(Data items)
════════════════

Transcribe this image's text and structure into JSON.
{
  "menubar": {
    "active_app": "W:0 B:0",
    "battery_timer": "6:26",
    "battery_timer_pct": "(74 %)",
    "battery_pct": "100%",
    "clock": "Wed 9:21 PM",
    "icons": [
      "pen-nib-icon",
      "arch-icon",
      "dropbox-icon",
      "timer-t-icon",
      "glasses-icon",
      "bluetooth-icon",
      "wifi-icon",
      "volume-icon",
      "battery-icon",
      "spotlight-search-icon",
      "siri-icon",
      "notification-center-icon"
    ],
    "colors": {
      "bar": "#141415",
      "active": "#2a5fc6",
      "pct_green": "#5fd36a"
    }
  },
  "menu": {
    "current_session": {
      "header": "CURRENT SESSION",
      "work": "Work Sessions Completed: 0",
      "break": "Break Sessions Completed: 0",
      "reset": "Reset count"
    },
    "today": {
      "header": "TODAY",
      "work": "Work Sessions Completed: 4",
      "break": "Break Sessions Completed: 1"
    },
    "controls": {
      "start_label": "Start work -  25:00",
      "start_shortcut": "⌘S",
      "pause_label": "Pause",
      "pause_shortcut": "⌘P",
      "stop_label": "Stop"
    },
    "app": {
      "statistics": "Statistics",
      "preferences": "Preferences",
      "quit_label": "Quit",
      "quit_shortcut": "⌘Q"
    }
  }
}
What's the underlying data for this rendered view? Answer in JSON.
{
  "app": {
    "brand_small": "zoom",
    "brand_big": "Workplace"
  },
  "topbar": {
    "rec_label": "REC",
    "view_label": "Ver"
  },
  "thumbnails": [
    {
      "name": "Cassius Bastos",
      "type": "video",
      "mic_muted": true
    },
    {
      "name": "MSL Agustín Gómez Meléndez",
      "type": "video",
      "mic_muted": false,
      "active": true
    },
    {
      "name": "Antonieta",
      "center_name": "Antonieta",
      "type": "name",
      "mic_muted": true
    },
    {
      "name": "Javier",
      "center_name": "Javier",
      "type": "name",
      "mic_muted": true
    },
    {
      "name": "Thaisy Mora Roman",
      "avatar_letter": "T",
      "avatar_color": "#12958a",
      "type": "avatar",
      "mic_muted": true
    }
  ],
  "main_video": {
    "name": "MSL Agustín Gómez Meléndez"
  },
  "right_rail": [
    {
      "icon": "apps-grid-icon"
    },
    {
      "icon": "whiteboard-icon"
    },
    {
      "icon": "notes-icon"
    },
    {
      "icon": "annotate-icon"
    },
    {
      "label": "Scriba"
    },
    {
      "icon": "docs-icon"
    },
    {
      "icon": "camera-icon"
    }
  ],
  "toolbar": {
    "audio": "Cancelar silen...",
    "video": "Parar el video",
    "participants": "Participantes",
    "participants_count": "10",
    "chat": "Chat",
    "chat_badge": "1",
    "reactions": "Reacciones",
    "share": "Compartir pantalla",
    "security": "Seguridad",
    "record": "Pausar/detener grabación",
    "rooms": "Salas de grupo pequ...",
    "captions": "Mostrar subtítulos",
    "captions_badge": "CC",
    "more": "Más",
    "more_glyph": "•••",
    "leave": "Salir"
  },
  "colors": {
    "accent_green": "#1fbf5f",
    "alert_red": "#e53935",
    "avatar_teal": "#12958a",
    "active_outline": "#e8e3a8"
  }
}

════════════════

## [Written request]
Return each line of the data that contains the string "Antonieta".

## [Written response]
      "name": "Antonieta",
      "center_name": "Antonieta",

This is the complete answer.